═════ INFORMATION PROVIDED ═════

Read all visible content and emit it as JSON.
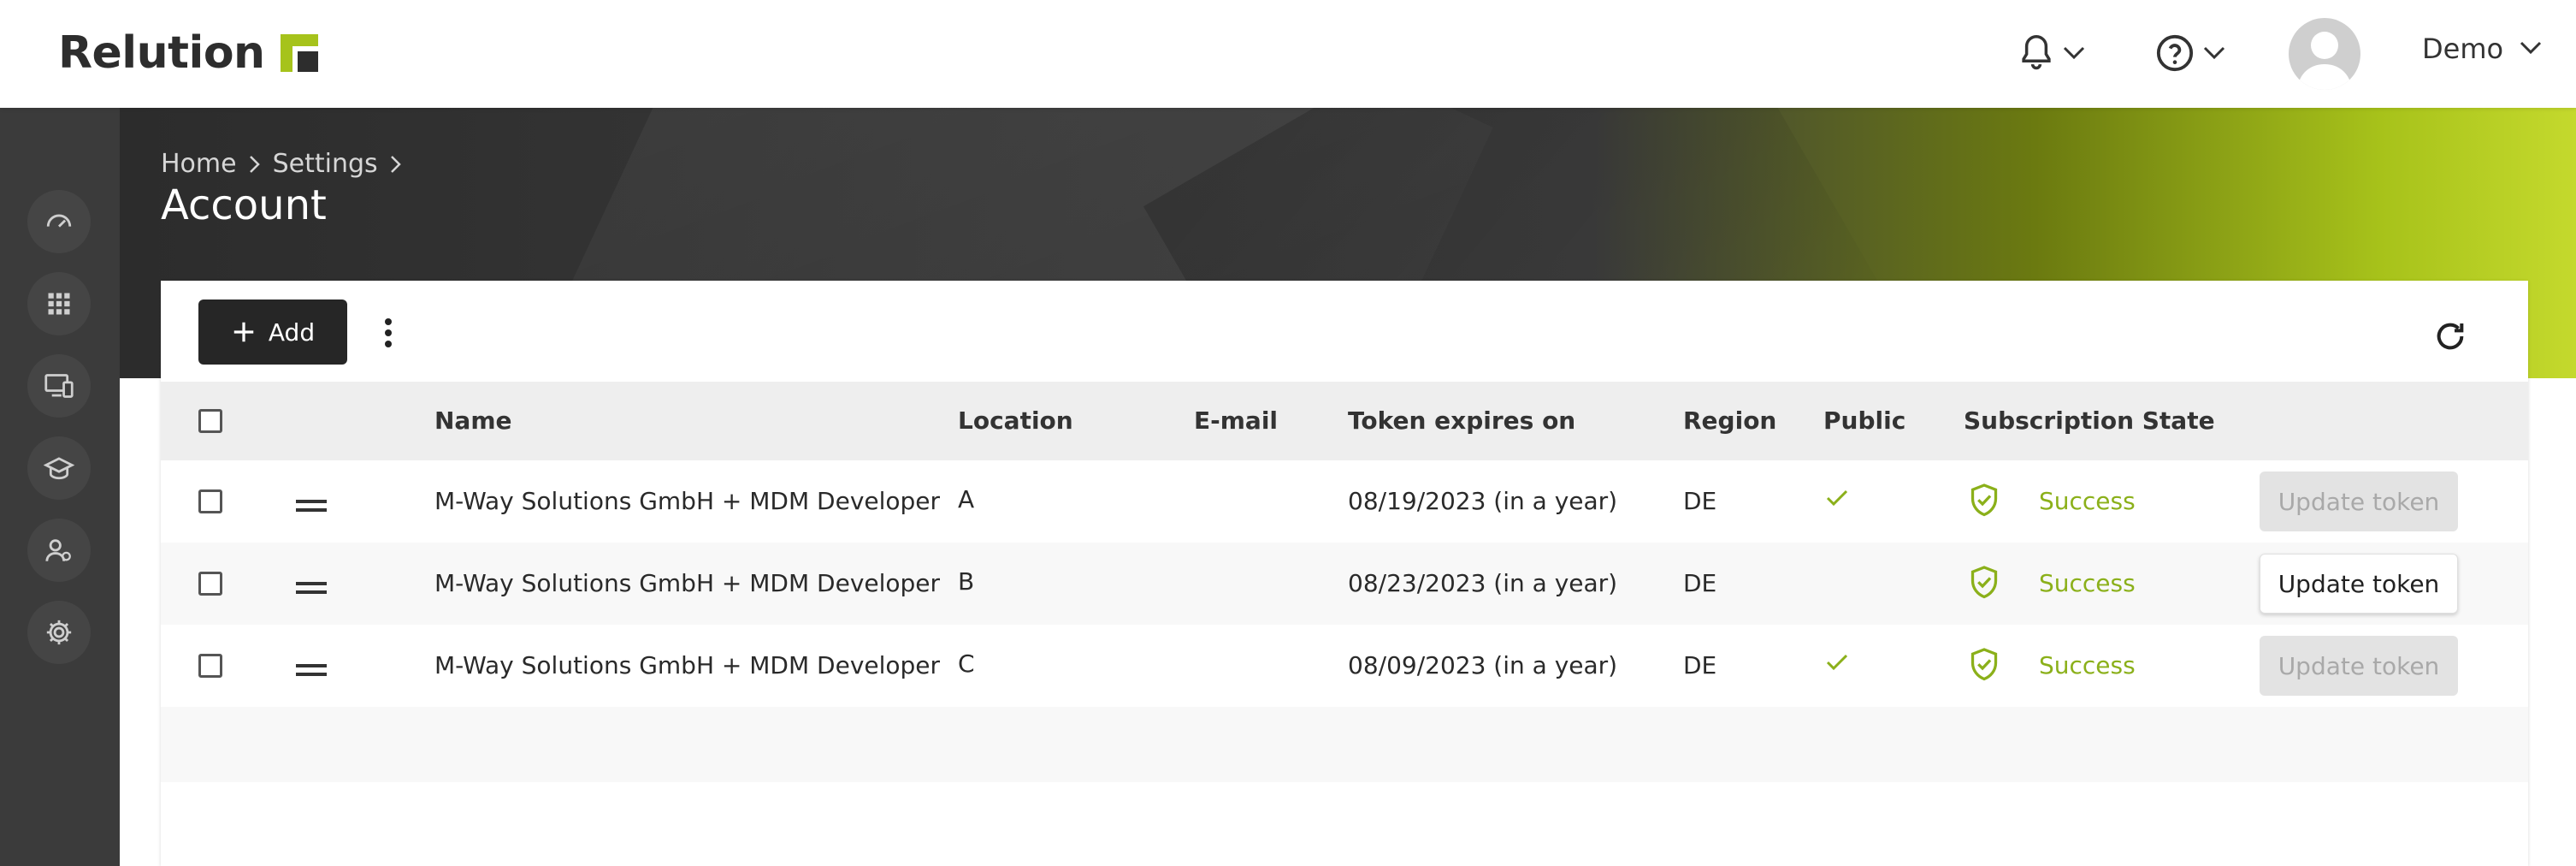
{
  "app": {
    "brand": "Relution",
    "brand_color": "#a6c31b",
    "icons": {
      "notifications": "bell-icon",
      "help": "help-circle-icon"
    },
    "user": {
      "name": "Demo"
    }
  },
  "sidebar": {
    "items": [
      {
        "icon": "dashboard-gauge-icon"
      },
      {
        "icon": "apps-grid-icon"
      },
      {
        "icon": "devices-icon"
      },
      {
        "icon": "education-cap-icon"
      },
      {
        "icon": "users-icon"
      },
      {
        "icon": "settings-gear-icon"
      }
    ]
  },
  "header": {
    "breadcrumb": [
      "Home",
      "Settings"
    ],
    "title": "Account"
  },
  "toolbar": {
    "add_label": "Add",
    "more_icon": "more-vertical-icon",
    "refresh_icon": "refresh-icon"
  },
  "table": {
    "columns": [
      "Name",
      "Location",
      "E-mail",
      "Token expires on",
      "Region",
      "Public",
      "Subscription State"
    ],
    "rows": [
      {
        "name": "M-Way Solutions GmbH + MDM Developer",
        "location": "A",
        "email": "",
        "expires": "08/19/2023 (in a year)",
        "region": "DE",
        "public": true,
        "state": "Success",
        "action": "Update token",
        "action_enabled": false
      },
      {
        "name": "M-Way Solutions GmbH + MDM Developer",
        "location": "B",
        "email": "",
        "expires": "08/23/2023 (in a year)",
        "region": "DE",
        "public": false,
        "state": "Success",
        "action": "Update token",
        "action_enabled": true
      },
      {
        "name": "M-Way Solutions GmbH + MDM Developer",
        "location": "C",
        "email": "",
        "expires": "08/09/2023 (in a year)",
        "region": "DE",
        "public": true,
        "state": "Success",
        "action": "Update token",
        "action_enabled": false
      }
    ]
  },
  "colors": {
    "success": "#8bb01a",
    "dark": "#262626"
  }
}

═════
═════ INFORMATION PROVIDED ═════

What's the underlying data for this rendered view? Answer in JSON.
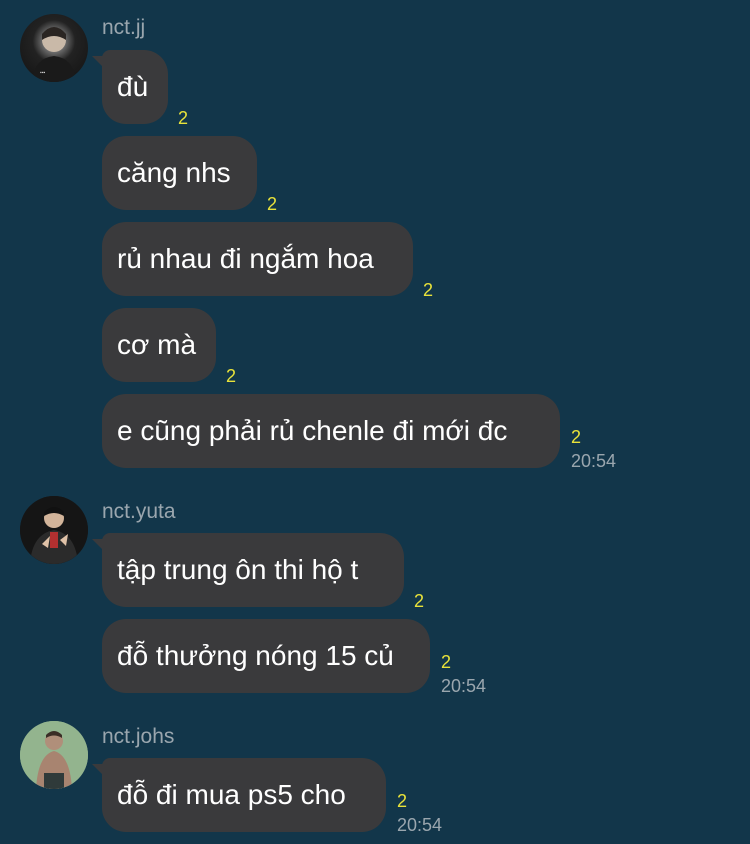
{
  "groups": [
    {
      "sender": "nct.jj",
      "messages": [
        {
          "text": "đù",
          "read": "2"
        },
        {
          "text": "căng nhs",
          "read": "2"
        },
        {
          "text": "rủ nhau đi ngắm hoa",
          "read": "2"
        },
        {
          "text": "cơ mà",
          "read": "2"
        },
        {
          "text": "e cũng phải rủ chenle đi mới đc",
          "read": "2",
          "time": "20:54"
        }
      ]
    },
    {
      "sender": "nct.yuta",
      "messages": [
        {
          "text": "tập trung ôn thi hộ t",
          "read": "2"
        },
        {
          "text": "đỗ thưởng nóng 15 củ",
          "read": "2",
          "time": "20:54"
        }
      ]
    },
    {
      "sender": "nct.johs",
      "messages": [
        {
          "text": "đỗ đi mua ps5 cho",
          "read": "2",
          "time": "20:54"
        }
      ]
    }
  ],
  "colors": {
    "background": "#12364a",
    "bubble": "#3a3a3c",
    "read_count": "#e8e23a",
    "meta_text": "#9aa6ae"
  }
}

═════

— PROBLEM TO WORK ON —
Report how many lines of the listing hold the word "sender", with nothing but the number.

— ANSWER TO THIS EXERCISE —
3